◆ **Given passage**
The framework characterizes and evaluates the resiliency of an organization
and quantitatively computes it resiliency sco re. Business or organizational
resiliency means the ability to rapidly adapt and respond to internal and external
dynamic changesopportunities, demands, disruptions or threats and continue
operations with limited impact to the business. With the RMI framework, enterprise-wide
organizational resiliency can be assessed and the resiliency score computed.
The resiliency score can also be computed for a part of an organization such
as a specific business unit or a service line. The framework and information
helps organizations make investment decisions by viewing the impact of an investment
in a specific area on the overall resiliency score of the organization. Technically,
it means to be able to represent an organization into a set of components (at
appropriate granularity), which can be independently assessed for resiliency
and capture the complex relationships/interactions between components to compute
an overall resiliency score.

◆ **Dataset excerpts**
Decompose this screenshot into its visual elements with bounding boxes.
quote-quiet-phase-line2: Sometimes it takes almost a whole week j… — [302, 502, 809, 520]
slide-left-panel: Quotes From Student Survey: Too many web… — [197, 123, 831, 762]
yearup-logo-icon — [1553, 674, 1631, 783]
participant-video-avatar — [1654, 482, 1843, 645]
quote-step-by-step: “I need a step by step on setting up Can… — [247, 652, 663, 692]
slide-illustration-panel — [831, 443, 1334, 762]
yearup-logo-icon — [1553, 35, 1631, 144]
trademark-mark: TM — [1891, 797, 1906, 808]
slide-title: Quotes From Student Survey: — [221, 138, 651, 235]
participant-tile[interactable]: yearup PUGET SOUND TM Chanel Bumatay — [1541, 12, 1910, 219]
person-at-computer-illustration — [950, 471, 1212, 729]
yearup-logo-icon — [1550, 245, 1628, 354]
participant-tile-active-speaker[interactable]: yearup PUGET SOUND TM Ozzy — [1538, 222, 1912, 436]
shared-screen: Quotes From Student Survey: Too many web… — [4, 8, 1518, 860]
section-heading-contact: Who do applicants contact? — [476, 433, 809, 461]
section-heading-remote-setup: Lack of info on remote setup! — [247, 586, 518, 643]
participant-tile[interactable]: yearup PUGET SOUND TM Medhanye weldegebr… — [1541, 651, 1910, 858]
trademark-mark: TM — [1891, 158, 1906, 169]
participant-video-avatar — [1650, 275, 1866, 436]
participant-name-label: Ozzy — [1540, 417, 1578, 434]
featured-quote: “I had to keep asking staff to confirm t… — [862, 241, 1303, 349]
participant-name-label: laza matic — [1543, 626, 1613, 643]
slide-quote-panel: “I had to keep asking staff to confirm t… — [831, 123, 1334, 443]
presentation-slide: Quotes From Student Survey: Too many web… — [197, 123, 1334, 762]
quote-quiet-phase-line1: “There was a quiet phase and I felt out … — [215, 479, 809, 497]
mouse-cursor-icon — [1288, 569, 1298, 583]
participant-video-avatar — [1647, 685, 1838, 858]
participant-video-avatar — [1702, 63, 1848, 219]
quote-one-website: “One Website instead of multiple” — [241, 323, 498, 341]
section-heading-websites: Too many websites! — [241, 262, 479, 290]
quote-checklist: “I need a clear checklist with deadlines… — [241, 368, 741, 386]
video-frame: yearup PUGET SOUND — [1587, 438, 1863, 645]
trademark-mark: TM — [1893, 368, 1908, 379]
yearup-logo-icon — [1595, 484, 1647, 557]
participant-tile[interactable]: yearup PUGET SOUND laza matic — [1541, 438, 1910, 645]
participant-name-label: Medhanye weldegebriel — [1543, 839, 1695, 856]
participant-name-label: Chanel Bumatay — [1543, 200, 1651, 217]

◆ **Problem to solve**
According to the passage on organizational resiliency, besides the whole enterprise, what can the resiliency score be computed for?

◆ **Result**
A part of an organization, such as a specific business unit or a service line.